WRITTEN REQUEST: Beneath this task is a listing. State how many of its lines include the string "geopotential", giving nothing but the number.

(Stored items from a collection)

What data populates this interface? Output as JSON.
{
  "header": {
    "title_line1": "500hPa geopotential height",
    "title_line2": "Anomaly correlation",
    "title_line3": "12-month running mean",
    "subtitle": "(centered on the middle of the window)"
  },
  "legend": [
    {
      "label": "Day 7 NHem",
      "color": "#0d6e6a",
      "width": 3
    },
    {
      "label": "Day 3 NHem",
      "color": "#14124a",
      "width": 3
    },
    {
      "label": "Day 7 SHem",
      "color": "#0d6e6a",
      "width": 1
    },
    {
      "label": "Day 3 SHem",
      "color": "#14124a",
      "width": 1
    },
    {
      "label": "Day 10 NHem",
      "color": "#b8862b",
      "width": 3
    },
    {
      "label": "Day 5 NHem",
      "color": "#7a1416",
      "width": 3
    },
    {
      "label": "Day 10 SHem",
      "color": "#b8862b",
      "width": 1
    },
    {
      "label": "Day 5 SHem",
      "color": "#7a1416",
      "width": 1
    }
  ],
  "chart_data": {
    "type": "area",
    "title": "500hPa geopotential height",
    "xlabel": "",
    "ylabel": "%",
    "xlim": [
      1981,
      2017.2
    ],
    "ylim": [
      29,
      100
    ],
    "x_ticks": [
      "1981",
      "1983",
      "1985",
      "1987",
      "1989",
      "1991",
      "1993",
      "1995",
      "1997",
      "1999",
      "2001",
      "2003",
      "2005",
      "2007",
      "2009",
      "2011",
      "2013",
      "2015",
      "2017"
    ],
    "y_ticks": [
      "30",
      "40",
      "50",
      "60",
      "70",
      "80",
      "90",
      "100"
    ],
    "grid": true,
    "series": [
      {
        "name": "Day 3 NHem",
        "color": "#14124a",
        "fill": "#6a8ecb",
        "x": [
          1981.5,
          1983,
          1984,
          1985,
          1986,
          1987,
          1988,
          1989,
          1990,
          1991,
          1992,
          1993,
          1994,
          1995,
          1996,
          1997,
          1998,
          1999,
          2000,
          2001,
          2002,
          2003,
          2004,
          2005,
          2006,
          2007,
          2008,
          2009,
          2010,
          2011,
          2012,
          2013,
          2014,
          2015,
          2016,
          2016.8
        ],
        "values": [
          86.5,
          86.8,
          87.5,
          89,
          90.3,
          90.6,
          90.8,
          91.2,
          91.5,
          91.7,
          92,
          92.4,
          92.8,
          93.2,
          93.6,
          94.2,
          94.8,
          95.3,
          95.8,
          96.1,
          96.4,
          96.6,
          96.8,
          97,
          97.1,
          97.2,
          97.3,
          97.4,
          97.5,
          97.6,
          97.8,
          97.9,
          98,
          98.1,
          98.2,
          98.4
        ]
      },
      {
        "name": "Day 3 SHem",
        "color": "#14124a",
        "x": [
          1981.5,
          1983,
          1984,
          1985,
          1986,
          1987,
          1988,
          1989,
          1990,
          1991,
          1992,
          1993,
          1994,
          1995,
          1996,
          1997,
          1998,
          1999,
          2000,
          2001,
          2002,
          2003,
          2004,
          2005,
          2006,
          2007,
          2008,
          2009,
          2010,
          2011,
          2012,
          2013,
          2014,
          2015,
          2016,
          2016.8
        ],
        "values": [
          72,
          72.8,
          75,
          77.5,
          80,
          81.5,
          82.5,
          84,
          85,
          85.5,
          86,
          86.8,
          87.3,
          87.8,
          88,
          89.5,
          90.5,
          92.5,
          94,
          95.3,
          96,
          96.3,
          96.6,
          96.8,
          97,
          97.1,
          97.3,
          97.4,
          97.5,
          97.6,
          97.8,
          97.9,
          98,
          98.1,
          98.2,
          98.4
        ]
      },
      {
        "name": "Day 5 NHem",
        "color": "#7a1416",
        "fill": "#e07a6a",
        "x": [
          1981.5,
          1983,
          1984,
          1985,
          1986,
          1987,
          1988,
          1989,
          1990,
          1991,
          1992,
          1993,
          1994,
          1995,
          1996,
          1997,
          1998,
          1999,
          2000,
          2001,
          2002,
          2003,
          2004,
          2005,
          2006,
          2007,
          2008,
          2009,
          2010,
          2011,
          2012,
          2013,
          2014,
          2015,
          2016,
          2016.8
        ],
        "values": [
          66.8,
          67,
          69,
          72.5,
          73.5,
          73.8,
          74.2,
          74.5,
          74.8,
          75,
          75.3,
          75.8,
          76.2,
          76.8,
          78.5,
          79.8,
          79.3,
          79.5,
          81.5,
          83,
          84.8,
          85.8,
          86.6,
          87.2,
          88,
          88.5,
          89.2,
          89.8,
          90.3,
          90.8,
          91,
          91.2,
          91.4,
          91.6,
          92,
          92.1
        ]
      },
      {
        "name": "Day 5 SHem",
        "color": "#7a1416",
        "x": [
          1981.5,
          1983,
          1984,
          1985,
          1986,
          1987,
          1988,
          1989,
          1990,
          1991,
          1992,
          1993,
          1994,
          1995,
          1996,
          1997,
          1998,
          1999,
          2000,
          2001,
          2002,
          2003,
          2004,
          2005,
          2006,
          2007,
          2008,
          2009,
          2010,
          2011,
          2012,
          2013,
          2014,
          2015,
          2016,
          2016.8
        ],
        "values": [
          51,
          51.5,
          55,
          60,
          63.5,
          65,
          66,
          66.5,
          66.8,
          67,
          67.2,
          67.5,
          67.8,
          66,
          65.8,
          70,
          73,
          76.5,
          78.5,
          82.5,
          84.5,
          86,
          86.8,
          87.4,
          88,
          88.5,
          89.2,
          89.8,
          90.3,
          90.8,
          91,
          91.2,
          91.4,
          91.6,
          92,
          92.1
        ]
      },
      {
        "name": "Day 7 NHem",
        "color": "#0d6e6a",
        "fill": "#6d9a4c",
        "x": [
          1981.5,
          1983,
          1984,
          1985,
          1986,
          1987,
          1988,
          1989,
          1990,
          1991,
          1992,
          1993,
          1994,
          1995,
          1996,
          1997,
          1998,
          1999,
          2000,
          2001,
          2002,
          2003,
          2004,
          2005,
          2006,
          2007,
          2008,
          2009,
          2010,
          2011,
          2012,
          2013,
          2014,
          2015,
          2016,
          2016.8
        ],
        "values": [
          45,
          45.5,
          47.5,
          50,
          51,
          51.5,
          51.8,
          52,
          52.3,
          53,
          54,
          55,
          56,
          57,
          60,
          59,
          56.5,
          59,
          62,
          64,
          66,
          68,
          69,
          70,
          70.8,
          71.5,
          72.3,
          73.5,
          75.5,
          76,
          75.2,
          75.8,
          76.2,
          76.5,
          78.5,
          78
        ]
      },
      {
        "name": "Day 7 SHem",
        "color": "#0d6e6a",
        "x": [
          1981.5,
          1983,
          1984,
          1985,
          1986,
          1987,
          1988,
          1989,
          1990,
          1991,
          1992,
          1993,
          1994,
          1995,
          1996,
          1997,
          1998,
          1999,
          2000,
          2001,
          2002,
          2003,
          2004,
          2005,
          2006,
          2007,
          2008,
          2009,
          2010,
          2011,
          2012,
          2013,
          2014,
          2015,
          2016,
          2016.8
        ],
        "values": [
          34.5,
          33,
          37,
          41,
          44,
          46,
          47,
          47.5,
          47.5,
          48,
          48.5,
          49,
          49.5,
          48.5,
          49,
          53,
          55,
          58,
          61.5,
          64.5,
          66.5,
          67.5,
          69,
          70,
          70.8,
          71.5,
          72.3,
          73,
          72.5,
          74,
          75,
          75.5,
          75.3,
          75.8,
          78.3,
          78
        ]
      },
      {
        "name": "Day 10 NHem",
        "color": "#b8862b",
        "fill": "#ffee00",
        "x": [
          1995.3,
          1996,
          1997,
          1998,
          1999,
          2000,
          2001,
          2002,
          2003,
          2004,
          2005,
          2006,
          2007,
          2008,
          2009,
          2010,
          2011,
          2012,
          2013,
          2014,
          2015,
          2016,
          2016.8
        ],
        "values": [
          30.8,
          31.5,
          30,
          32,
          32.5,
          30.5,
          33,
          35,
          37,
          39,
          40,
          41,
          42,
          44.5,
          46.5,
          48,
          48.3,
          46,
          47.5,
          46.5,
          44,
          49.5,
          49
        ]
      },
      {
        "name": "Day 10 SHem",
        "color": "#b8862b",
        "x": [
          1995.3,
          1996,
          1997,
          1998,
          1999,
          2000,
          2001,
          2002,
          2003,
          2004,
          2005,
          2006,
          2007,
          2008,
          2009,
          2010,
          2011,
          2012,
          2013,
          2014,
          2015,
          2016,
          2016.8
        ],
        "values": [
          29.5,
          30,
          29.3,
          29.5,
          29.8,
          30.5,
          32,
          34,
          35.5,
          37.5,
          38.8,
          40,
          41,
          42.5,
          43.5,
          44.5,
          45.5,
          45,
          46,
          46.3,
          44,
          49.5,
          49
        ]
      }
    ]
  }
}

FULL ANSWER: 2